►

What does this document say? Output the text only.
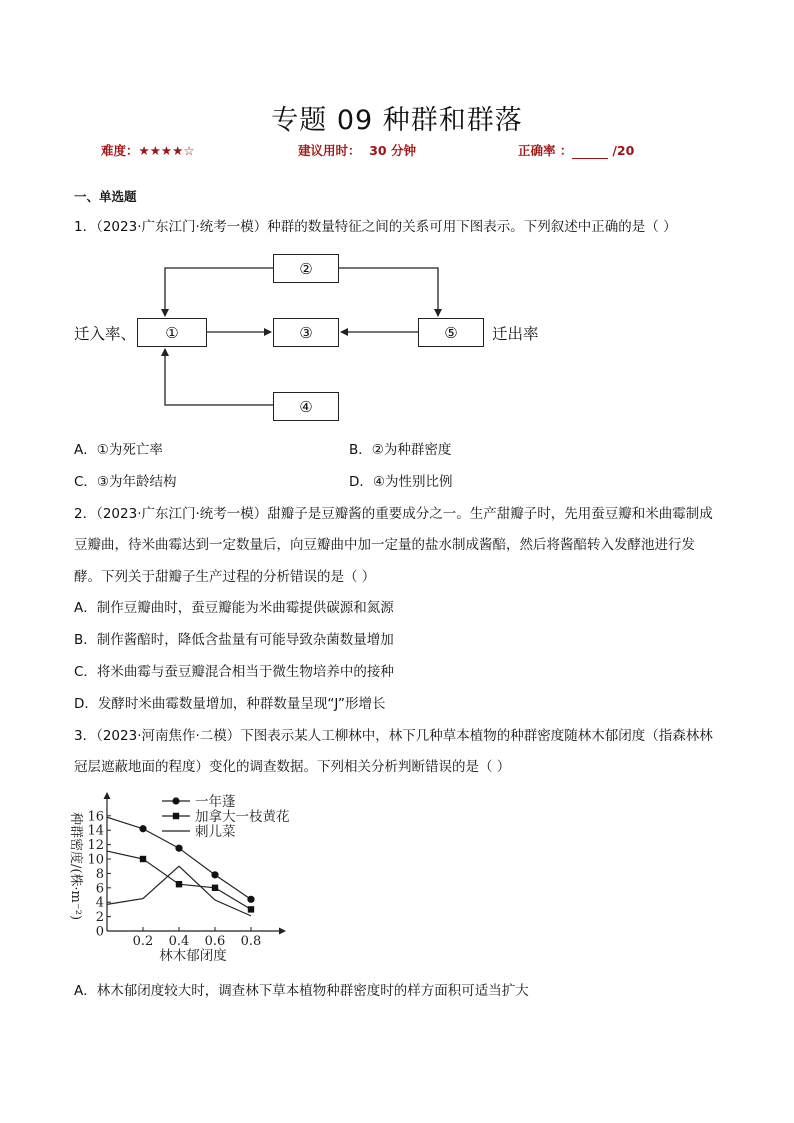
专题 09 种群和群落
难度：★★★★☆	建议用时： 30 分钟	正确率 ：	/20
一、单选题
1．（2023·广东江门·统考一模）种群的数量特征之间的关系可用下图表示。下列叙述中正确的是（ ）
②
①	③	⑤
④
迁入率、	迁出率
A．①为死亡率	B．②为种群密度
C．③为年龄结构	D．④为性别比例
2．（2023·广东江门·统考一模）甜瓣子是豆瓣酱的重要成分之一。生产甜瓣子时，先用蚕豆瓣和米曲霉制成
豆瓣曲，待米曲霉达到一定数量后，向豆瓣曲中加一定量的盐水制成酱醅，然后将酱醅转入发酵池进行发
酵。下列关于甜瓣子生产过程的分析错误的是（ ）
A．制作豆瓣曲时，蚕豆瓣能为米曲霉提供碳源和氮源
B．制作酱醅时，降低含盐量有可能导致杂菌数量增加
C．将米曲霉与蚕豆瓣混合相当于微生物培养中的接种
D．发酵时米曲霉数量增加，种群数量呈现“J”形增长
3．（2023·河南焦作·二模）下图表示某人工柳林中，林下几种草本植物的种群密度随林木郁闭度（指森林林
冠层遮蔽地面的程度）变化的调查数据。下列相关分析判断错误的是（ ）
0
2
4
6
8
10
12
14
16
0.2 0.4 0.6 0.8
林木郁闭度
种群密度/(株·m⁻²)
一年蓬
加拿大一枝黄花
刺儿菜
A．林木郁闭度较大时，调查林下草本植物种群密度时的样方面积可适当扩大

◄

• Task requirements:
Quote the records in their entirety, keeping the wording exact and excluding pictures.

• Task output:
What does this document say? Output the text only.
专题 09 种群和群落
难度：★★★★☆	建议用时： 30 分钟	正确率 ：	/20
一、单选题
1．（2023·广东江门·统考一模）种群的数量特征之间的关系可用下图表示。下列叙述中正确的是（ ）
②
①	③	⑤
④
迁入率、	迁出率
A．①为死亡率	B．②为种群密度
C．③为年龄结构	D．④为性别比例
2．（2023·广东江门·统考一模）甜瓣子是豆瓣酱的重要成分之一。生产甜瓣子时，先用蚕豆瓣和米曲霉制成
豆瓣曲，待米曲霉达到一定数量后，向豆瓣曲中加一定量的盐水制成酱醅，然后将酱醅转入发酵池进行发
酵。下列关于甜瓣子生产过程的分析错误的是（ ）
A．制作豆瓣曲时，蚕豆瓣能为米曲霉提供碳源和氮源
B．制作酱醅时，降低含盐量有可能导致杂菌数量增加
C．将米曲霉与蚕豆瓣混合相当于微生物培养中的接种
D．发酵时米曲霉数量增加，种群数量呈现“J”形增长
3．（2023·河南焦作·二模）下图表示某人工柳林中，林下几种草本植物的种群密度随林木郁闭度（指森林林
冠层遮蔽地面的程度）变化的调查数据。下列相关分析判断错误的是（ ）
0
2
4
6
8
10
12
14
16
0.2 0.4 0.6 0.8
林木郁闭度
种群密度/(株·m⁻²)
一年蓬
加拿大一枝黄花
刺儿菜
A．林木郁闭度较大时，调查林下草本植物种群密度时的样方面积可适当扩大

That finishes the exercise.